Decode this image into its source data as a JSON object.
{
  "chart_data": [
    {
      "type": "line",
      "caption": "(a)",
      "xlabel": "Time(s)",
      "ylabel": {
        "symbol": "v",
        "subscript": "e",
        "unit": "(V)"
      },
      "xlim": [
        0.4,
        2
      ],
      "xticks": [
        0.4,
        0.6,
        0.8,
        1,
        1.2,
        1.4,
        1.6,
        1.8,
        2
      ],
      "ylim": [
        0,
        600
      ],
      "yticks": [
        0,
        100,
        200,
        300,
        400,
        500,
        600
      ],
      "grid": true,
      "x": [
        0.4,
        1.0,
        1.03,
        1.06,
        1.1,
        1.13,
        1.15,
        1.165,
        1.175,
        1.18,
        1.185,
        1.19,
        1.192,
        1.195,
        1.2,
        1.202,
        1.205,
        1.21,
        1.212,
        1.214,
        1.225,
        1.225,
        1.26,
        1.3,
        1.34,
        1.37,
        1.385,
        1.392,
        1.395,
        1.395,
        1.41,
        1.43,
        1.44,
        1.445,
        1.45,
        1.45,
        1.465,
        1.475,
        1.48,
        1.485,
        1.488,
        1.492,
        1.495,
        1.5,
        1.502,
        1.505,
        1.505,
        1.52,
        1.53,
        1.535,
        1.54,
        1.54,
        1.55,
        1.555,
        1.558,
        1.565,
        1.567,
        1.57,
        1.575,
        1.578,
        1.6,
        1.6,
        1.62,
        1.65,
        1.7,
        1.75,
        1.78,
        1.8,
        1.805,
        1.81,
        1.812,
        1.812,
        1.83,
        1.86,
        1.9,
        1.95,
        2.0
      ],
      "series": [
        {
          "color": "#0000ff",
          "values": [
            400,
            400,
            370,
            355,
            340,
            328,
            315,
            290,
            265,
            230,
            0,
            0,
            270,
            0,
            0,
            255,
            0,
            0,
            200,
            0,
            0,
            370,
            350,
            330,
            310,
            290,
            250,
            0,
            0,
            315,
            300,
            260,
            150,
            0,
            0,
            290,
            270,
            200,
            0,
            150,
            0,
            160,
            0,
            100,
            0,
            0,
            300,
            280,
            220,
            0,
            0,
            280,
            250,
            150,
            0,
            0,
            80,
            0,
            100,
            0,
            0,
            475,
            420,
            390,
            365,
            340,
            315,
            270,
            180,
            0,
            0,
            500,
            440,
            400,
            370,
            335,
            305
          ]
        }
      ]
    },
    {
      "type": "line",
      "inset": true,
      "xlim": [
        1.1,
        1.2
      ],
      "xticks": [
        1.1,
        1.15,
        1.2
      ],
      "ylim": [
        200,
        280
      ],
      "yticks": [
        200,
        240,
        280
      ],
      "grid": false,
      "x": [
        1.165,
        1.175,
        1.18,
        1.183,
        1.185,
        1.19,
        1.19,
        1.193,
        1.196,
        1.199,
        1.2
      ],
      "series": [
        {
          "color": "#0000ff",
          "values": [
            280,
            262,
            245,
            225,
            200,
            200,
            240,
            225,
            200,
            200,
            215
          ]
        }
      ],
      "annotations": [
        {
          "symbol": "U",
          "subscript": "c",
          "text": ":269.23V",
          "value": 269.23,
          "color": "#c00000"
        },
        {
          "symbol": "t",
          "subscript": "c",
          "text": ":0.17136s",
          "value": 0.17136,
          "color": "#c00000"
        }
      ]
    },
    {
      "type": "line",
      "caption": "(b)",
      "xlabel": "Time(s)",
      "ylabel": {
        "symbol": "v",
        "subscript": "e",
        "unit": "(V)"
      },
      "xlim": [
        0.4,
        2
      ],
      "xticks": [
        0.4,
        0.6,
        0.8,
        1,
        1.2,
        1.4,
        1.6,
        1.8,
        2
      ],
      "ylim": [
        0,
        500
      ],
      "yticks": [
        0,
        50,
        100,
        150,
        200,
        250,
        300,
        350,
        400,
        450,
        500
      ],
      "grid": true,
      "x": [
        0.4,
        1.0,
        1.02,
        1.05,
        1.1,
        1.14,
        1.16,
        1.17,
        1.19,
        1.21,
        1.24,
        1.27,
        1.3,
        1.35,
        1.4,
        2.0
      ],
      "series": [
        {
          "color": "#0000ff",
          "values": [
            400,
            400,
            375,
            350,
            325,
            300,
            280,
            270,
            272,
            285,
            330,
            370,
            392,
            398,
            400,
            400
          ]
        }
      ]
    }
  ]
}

__What the task requires__.
Retype all of the material above with every character intact.

__Result of the task__.
Decode this image into its source data as a JSON object.
{
  "chart_data": [
    {
      "type": "line",
      "caption": "(a)",
      "xlabel": "Time(s)",
      "ylabel": {
        "symbol": "v",
        "subscript": "e",
        "unit": "(V)"
      },
      "xlim": [
        0.4,
        2
      ],
      "xticks": [
        0.4,
        0.6,
        0.8,
        1,
        1.2,
        1.4,
        1.6,
        1.8,
        2
      ],
      "ylim": [
        0,
        600
      ],
      "yticks": [
        0,
        100,
        200,
        300,
        400,
        500,
        600
      ],
      "grid": true,
      "x": [
        0.4,
        1.0,
        1.03,
        1.06,
        1.1,
        1.13,
        1.15,
        1.165,
        1.175,
        1.18,
        1.185,
        1.19,
        1.192,
        1.195,
        1.2,
        1.202,
        1.205,
        1.21,
        1.212,
        1.214,
        1.225,
        1.225,
        1.26,
        1.3,
        1.34,
        1.37,
        1.385,
        1.392,
        1.395,
        1.395,
        1.41,
        1.43,
        1.44,
        1.445,
        1.45,
        1.45,
        1.465,
        1.475,
        1.48,
        1.485,
        1.488,
        1.492,
        1.495,
        1.5,
        1.502,
        1.505,
        1.505,
        1.52,
        1.53,
        1.535,
        1.54,
        1.54,
        1.55,
        1.555,
        1.558,
        1.565,
        1.567,
        1.57,
        1.575,
        1.578,
        1.6,
        1.6,
        1.62,
        1.65,
        1.7,
        1.75,
        1.78,
        1.8,
        1.805,
        1.81,
        1.812,
        1.812,
        1.83,
        1.86,
        1.9,
        1.95,
        2.0
      ],
      "series": [
        {
          "color": "#0000ff",
          "values": [
            400,
            400,
            370,
            355,
            340,
            328,
            315,
            290,
            265,
            230,
            0,
            0,
            270,
            0,
            0,
            255,
            0,
            0,
            200,
            0,
            0,
            370,
            350,
            330,
            310,
            290,
            250,
            0,
            0,
            315,
            300,
            260,
            150,
            0,
            0,
            290,
            270,
            200,
            0,
            150,
            0,
            160,
            0,
            100,
            0,
            0,
            300,
            280,
            220,
            0,
            0,
            280,
            250,
            150,
            0,
            0,
            80,
            0,
            100,
            0,
            0,
            475,
            420,
            390,
            365,
            340,
            315,
            270,
            180,
            0,
            0,
            500,
            440,
            400,
            370,
            335,
            305
          ]
        }
      ]
    },
    {
      "type": "line",
      "inset": true,
      "xlim": [
        1.1,
        1.2
      ],
      "xticks": [
        1.1,
        1.15,
        1.2
      ],
      "ylim": [
        200,
        280
      ],
      "yticks": [
        200,
        240,
        280
      ],
      "grid": false,
      "x": [
        1.165,
        1.175,
        1.18,
        1.183,
        1.185,
        1.19,
        1.19,
        1.193,
        1.196,
        1.199,
        1.2
      ],
      "series": [
        {
          "color": "#0000ff",
          "values": [
            280,
            262,
            245,
            225,
            200,
            200,
            240,
            225,
            200,
            200,
            215
          ]
        }
      ],
      "annotations": [
        {
          "symbol": "U",
          "subscript": "c",
          "text": ":269.23V",
          "value": 269.23,
          "color": "#c00000"
        },
        {
          "symbol": "t",
          "subscript": "c",
          "text": ":0.17136s",
          "value": 0.17136,
          "color": "#c00000"
        }
      ]
    },
    {
      "type": "line",
      "caption": "(b)",
      "xlabel": "Time(s)",
      "ylabel": {
        "symbol": "v",
        "subscript": "e",
        "unit": "(V)"
      },
      "xlim": [
        0.4,
        2
      ],
      "xticks": [
        0.4,
        0.6,
        0.8,
        1,
        1.2,
        1.4,
        1.6,
        1.8,
        2
      ],
      "ylim": [
        0,
        500
      ],
      "yticks": [
        0,
        50,
        100,
        150,
        200,
        250,
        300,
        350,
        400,
        450,
        500
      ],
      "grid": true,
      "x": [
        0.4,
        1.0,
        1.02,
        1.05,
        1.1,
        1.14,
        1.16,
        1.17,
        1.19,
        1.21,
        1.24,
        1.27,
        1.3,
        1.35,
        1.4,
        2.0
      ],
      "series": [
        {
          "color": "#0000ff",
          "values": [
            400,
            400,
            375,
            350,
            325,
            300,
            280,
            270,
            272,
            285,
            330,
            370,
            392,
            398,
            400,
            400
          ]
        }
      ]
    }
  ]
}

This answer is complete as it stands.